- **GOAL OF THE EXERCISE**
Check every line below for the word "from" and copy the ones that have it.
--- START INPUT DATA ---
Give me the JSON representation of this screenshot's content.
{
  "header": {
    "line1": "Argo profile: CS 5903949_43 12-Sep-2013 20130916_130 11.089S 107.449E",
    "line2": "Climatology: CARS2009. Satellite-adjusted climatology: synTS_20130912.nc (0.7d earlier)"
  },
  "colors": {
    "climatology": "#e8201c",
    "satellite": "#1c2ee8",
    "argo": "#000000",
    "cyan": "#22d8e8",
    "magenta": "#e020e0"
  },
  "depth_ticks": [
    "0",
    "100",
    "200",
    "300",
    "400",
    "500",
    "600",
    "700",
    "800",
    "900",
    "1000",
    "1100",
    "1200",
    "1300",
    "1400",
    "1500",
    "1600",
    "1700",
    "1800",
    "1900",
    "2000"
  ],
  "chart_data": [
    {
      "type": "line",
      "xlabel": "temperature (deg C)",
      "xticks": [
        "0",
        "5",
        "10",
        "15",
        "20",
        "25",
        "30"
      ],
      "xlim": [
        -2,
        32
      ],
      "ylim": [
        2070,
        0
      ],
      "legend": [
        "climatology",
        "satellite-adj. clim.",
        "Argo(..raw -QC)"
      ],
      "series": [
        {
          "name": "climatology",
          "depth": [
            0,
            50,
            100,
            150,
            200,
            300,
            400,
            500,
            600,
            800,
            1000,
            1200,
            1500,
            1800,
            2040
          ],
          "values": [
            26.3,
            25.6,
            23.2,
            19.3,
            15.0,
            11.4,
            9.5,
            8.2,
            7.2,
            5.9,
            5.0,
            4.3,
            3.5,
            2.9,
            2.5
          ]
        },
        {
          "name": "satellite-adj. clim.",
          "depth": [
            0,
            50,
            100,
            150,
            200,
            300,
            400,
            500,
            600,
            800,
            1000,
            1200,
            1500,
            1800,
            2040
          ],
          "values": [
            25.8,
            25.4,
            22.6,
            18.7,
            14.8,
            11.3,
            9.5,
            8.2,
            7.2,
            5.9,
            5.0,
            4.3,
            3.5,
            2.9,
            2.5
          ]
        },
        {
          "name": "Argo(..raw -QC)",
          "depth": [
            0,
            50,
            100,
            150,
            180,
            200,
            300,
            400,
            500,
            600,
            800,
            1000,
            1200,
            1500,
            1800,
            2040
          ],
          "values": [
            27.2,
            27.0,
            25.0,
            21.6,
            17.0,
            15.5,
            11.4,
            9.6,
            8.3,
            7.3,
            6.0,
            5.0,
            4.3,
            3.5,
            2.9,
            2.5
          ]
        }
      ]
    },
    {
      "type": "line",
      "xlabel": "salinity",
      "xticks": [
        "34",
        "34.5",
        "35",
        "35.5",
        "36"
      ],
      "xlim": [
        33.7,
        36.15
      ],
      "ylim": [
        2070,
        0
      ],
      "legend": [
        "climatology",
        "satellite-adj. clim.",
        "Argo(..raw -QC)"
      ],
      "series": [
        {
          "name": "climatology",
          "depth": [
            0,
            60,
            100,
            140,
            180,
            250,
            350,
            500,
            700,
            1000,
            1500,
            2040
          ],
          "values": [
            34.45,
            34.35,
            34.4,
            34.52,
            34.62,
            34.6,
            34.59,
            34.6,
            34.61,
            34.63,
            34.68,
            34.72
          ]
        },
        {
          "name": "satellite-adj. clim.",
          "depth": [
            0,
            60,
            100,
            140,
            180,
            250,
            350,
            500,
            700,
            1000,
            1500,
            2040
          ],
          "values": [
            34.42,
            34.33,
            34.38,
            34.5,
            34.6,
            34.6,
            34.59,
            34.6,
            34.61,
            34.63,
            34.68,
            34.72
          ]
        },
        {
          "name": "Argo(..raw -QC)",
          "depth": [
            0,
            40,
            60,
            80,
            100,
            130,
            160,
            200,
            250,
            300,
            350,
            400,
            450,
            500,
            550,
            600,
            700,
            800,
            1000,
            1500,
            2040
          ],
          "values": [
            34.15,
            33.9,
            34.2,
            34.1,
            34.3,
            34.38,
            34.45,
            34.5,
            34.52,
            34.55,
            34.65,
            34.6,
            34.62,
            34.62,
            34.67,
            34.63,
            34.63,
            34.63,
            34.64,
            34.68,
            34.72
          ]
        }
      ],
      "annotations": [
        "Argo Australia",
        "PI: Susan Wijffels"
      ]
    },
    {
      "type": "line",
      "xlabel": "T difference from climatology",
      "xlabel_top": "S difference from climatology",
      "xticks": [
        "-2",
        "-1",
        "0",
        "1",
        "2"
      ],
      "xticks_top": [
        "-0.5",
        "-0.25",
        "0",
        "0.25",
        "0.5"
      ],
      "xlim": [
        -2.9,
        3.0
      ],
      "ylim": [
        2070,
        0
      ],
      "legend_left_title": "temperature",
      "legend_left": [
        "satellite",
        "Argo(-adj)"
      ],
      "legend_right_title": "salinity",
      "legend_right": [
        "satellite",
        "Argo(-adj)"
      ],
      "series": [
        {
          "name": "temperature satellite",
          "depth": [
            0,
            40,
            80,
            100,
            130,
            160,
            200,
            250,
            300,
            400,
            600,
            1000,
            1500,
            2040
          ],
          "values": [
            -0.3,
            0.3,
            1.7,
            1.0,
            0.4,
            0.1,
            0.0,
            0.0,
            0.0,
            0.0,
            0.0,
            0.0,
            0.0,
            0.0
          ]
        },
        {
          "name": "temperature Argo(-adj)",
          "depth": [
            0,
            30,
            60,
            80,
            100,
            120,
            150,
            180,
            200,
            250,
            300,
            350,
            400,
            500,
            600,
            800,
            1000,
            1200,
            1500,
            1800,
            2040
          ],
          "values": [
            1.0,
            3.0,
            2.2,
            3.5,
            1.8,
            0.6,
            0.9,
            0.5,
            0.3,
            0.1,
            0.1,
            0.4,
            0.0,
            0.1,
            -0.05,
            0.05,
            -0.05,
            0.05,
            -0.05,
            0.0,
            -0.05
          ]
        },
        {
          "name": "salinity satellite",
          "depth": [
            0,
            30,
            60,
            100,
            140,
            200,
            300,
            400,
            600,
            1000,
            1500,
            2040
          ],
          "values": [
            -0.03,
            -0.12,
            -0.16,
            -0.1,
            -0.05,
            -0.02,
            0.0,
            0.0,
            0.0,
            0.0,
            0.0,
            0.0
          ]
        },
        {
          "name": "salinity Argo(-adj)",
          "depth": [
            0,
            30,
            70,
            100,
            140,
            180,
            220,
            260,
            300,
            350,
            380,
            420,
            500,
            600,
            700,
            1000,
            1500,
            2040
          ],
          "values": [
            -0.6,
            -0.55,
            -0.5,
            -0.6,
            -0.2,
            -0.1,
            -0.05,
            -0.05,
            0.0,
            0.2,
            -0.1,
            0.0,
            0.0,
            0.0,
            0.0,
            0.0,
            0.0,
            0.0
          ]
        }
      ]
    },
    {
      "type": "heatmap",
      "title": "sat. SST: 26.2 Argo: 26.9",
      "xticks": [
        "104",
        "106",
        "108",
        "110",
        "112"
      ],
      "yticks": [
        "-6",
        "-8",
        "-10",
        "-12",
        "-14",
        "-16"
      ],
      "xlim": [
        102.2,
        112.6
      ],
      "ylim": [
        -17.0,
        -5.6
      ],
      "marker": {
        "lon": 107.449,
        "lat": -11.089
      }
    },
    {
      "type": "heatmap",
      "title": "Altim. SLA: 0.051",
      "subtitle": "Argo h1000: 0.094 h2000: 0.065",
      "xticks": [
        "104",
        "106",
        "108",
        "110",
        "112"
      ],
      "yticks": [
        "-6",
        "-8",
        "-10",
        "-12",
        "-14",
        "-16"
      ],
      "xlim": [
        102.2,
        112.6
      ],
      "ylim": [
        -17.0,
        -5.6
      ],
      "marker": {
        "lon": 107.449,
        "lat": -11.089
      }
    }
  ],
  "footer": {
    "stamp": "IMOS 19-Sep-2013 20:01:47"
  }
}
--- END INPUT DATA ---
--- START INPUT DATA ---
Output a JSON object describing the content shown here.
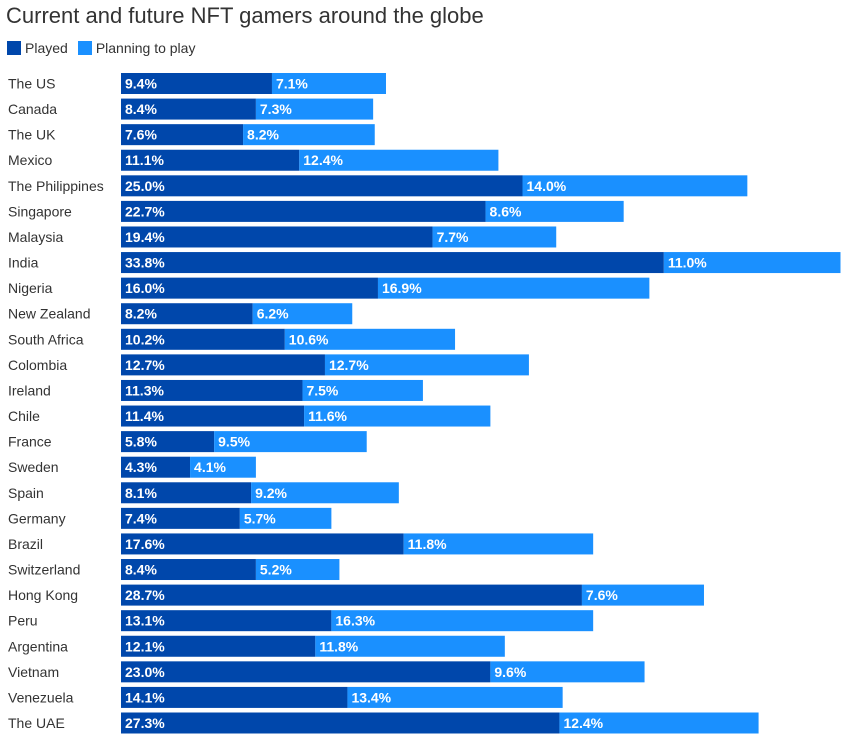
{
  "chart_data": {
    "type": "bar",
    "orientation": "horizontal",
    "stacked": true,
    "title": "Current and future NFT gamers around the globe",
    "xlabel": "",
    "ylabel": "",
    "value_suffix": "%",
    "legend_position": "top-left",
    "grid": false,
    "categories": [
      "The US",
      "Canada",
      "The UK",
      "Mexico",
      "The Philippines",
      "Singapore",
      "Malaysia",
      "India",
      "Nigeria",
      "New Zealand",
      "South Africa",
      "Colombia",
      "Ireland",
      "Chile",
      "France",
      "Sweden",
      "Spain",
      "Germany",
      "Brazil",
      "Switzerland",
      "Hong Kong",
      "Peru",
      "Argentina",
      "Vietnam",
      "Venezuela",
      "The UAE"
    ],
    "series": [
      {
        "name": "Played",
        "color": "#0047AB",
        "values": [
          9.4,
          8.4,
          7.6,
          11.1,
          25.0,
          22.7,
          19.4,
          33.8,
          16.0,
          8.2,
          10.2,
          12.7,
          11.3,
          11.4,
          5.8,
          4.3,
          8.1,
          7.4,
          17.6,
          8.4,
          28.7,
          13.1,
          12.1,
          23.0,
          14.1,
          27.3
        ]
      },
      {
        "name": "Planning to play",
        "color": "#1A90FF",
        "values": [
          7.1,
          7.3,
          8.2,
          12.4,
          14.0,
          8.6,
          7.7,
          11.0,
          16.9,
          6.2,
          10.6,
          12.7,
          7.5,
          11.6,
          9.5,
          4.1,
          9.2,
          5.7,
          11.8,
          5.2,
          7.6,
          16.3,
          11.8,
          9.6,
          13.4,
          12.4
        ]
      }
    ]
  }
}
--- END INPUT DATA ---
- **OUTPUT OF THE EXERCISE**
      "xlabel": "T difference from climatology",
      "xlabel_top": "S difference from climatology",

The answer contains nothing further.